> **Challenge**
Print the data that follows exactly.

> **Stored records**
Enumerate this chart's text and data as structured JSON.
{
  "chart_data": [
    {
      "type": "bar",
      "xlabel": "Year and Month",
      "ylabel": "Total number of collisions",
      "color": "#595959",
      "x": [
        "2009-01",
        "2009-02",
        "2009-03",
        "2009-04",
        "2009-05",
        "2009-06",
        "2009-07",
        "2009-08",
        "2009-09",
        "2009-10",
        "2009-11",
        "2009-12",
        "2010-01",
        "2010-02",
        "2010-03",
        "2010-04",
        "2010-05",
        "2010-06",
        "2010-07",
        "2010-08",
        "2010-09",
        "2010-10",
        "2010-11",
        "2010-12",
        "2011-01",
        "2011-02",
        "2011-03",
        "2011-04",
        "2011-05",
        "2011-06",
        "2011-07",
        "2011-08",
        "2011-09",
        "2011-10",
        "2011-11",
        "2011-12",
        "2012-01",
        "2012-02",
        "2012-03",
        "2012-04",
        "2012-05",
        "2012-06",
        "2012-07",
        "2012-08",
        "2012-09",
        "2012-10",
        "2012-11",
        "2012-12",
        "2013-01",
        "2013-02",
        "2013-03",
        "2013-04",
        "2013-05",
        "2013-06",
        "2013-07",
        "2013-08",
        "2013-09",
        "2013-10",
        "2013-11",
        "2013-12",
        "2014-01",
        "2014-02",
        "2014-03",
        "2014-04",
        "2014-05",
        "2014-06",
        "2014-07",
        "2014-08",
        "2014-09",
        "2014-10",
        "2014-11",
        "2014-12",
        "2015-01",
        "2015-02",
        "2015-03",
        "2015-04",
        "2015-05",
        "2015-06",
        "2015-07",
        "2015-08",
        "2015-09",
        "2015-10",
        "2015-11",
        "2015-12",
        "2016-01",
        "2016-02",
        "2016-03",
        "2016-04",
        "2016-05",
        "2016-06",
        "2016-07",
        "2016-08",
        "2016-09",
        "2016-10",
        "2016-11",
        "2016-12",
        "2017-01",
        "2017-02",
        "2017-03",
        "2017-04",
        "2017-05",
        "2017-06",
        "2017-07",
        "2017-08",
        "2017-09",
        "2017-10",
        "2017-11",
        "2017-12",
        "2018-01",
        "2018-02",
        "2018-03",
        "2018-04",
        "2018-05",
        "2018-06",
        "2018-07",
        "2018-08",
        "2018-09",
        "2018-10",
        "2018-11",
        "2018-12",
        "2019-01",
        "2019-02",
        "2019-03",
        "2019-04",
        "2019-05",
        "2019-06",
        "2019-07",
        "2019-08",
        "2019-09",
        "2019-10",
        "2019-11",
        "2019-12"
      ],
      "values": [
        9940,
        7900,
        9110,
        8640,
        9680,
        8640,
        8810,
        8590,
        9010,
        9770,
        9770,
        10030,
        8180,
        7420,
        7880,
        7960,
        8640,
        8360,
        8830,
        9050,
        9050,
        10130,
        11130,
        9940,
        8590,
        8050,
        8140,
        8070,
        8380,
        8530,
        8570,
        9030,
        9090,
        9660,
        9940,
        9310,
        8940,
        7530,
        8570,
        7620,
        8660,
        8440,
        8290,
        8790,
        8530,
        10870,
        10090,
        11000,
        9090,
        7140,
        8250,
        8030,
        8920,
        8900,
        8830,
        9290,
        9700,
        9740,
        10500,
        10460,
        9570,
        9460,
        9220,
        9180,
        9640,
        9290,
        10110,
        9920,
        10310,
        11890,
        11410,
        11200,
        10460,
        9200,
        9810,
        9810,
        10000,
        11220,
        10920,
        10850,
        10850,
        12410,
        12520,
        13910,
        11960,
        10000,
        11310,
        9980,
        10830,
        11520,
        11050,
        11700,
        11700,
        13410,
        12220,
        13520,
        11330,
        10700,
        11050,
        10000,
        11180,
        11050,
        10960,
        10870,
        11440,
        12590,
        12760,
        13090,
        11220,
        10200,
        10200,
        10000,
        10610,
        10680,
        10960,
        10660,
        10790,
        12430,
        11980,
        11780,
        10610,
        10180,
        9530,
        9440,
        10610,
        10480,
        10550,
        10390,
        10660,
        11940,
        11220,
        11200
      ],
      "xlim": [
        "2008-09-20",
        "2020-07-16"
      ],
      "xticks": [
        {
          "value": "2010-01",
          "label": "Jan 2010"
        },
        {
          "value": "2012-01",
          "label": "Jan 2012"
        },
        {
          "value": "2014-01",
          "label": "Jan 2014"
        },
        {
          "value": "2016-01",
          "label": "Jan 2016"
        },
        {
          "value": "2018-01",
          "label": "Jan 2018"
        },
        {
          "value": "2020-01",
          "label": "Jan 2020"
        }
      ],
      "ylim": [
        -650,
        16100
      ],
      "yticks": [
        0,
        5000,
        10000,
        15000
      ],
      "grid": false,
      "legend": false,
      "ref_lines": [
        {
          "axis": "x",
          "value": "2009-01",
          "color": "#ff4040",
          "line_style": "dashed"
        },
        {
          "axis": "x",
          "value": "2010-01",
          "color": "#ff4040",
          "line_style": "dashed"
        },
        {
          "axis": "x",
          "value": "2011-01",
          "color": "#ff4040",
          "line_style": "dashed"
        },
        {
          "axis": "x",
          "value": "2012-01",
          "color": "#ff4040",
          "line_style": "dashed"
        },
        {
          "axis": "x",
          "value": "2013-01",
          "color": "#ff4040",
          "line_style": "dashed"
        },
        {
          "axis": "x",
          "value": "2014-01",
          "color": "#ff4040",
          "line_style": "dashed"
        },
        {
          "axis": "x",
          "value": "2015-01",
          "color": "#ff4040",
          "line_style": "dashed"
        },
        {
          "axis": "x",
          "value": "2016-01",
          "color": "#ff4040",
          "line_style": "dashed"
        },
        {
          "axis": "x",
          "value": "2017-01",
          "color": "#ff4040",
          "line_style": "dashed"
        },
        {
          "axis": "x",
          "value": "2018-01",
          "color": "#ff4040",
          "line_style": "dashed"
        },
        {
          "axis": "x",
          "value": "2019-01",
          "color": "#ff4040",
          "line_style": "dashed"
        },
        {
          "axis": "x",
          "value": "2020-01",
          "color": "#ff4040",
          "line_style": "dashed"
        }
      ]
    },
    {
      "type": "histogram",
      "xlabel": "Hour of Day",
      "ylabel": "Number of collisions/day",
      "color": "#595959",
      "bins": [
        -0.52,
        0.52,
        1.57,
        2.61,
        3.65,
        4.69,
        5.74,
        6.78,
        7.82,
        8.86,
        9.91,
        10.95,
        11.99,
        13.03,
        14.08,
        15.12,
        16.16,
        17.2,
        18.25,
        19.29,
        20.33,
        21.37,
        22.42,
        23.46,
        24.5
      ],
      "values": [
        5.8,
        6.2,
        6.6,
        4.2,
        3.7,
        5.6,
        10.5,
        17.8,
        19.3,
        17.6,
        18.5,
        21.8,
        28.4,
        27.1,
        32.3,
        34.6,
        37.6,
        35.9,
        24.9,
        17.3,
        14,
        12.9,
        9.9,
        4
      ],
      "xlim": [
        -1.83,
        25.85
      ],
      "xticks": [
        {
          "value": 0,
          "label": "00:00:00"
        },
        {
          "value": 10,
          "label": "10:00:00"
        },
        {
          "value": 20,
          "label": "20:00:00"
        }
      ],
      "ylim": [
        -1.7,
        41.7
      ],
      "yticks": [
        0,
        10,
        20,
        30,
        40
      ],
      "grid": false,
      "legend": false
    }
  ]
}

> **The answer**
Enumerate this chart's text and data as structured JSON.
{
  "chart_data": [
    {
      "type": "bar",
      "xlabel": "Year and Month",
      "ylabel": "Total number of collisions",
      "color": "#595959",
      "x": [
        "2009-01",
        "2009-02",
        "2009-03",
        "2009-04",
        "2009-05",
        "2009-06",
        "2009-07",
        "2009-08",
        "2009-09",
        "2009-10",
        "2009-11",
        "2009-12",
        "2010-01",
        "2010-02",
        "2010-03",
        "2010-04",
        "2010-05",
        "2010-06",
        "2010-07",
        "2010-08",
        "2010-09",
        "2010-10",
        "2010-11",
        "2010-12",
        "2011-01",
        "2011-02",
        "2011-03",
        "2011-04",
        "2011-05",
        "2011-06",
        "2011-07",
        "2011-08",
        "2011-09",
        "2011-10",
        "2011-11",
        "2011-12",
        "2012-01",
        "2012-02",
        "2012-03",
        "2012-04",
        "2012-05",
        "2012-06",
        "2012-07",
        "2012-08",
        "2012-09",
        "2012-10",
        "2012-11",
        "2012-12",
        "2013-01",
        "2013-02",
        "2013-03",
        "2013-04",
        "2013-05",
        "2013-06",
        "2013-07",
        "2013-08",
        "2013-09",
        "2013-10",
        "2013-11",
        "2013-12",
        "2014-01",
        "2014-02",
        "2014-03",
        "2014-04",
        "2014-05",
        "2014-06",
        "2014-07",
        "2014-08",
        "2014-09",
        "2014-10",
        "2014-11",
        "2014-12",
        "2015-01",
        "2015-02",
        "2015-03",
        "2015-04",
        "2015-05",
        "2015-06",
        "2015-07",
        "2015-08",
        "2015-09",
        "2015-10",
        "2015-11",
        "2015-12",
        "2016-01",
        "2016-02",
        "2016-03",
        "2016-04",
        "2016-05",
        "2016-06",
        "2016-07",
        "2016-08",
        "2016-09",
        "2016-10",
        "2016-11",
        "2016-12",
        "2017-01",
        "2017-02",
        "2017-03",
        "2017-04",
        "2017-05",
        "2017-06",
        "2017-07",
        "2017-08",
        "2017-09",
        "2017-10",
        "2017-11",
        "2017-12",
        "2018-01",
        "2018-02",
        "2018-03",
        "2018-04",
        "2018-05",
        "2018-06",
        "2018-07",
        "2018-08",
        "2018-09",
        "2018-10",
        "2018-11",
        "2018-12",
        "2019-01",
        "2019-02",
        "2019-03",
        "2019-04",
        "2019-05",
        "2019-06",
        "2019-07",
        "2019-08",
        "2019-09",
        "2019-10",
        "2019-11",
        "2019-12"
      ],
      "values": [
        9940,
        7900,
        9110,
        8640,
        9680,
        8640,
        8810,
        8590,
        9010,
        9770,
        9770,
        10030,
        8180,
        7420,
        7880,
        7960,
        8640,
        8360,
        8830,
        9050,
        9050,
        10130,
        11130,
        9940,
        8590,
        8050,
        8140,
        8070,
        8380,
        8530,
        8570,
        9030,
        9090,
        9660,
        9940,
        9310,
        8940,
        7530,
        8570,
        7620,
        8660,
        8440,
        8290,
        8790,
        8530,
        10870,
        10090,
        11000,
        9090,
        7140,
        8250,
        8030,
        8920,
        8900,
        8830,
        9290,
        9700,
        9740,
        10500,
        10460,
        9570,
        9460,
        9220,
        9180,
        9640,
        9290,
        10110,
        9920,
        10310,
        11890,
        11410,
        11200,
        10460,
        9200,
        9810,
        9810,
        10000,
        11220,
        10920,
        10850,
        10850,
        12410,
        12520,
        13910,
        11960,
        10000,
        11310,
        9980,
        10830,
        11520,
        11050,
        11700,
        11700,
        13410,
        12220,
        13520,
        11330,
        10700,
        11050,
        10000,
        11180,
        11050,
        10960,
        10870,
        11440,
        12590,
        12760,
        13090,
        11220,
        10200,
        10200,
        10000,
        10610,
        10680,
        10960,
        10660,
        10790,
        12430,
        11980,
        11780,
        10610,
        10180,
        9530,
        9440,
        10610,
        10480,
        10550,
        10390,
        10660,
        11940,
        11220,
        11200
      ],
      "xlim": [
        "2008-09-20",
        "2020-07-16"
      ],
      "xticks": [
        {
          "value": "2010-01",
          "label": "Jan 2010"
        },
        {
          "value": "2012-01",
          "label": "Jan 2012"
        },
        {
          "value": "2014-01",
          "label": "Jan 2014"
        },
        {
          "value": "2016-01",
          "label": "Jan 2016"
        },
        {
          "value": "2018-01",
          "label": "Jan 2018"
        },
        {
          "value": "2020-01",
          "label": "Jan 2020"
        }
      ],
      "ylim": [
        -650,
        16100
      ],
      "yticks": [
        0,
        5000,
        10000,
        15000
      ],
      "grid": false,
      "legend": false,
      "ref_lines": [
        {
          "axis": "x",
          "value": "2009-01",
          "color": "#ff4040",
          "line_style": "dashed"
        },
        {
          "axis": "x",
          "value": "2010-01",
          "color": "#ff4040",
          "line_style": "dashed"
        },
        {
          "axis": "x",
          "value": "2011-01",
          "color": "#ff4040",
          "line_style": "dashed"
        },
        {
          "axis": "x",
          "value": "2012-01",
          "color": "#ff4040",
          "line_style": "dashed"
        },
        {
          "axis": "x",
          "value": "2013-01",
          "color": "#ff4040",
          "line_style": "dashed"
        },
        {
          "axis": "x",
          "value": "2014-01",
          "color": "#ff4040",
          "line_style": "dashed"
        },
        {
          "axis": "x",
          "value": "2015-01",
          "color": "#ff4040",
          "line_style": "dashed"
        },
        {
          "axis": "x",
          "value": "2016-01",
          "color": "#ff4040",
          "line_style": "dashed"
        },
        {
          "axis": "x",
          "value": "2017-01",
          "color": "#ff4040",
          "line_style": "dashed"
        },
        {
          "axis": "x",
          "value": "2018-01",
          "color": "#ff4040",
          "line_style": "dashed"
        },
        {
          "axis": "x",
          "value": "2019-01",
          "color": "#ff4040",
          "line_style": "dashed"
        },
        {
          "axis": "x",
          "value": "2020-01",
          "color": "#ff4040",
          "line_style": "dashed"
        }
      ]
    },
    {
      "type": "histogram",
      "xlabel": "Hour of Day",
      "ylabel": "Number of collisions/day",
      "color": "#595959",
      "bins": [
        -0.52,
        0.52,
        1.57,
        2.61,
        3.65,
        4.69,
        5.74,
        6.78,
        7.82,
        8.86,
        9.91,
        10.95,
        11.99,
        13.03,
        14.08,
        15.12,
        16.16,
        17.2,
        18.25,
        19.29,
        20.33,
        21.37,
        22.42,
        23.46,
        24.5
      ],
      "values": [
        5.8,
        6.2,
        6.6,
        4.2,
        3.7,
        5.6,
        10.5,
        17.8,
        19.3,
        17.6,
        18.5,
        21.8,
        28.4,
        27.1,
        32.3,
        34.6,
        37.6,
        35.9,
        24.9,
        17.3,
        14,
        12.9,
        9.9,
        4
      ],
      "xlim": [
        -1.83,
        25.85
      ],
      "xticks": [
        {
          "value": 0,
          "label": "00:00:00"
        },
        {
          "value": 10,
          "label": "10:00:00"
        },
        {
          "value": 20,
          "label": "20:00:00"
        }
      ],
      "ylim": [
        -1.7,
        41.7
      ],
      "yticks": [
        0,
        10,
        20,
        30,
        40
      ],
      "grid": false,
      "legend": false
    }
  ]
}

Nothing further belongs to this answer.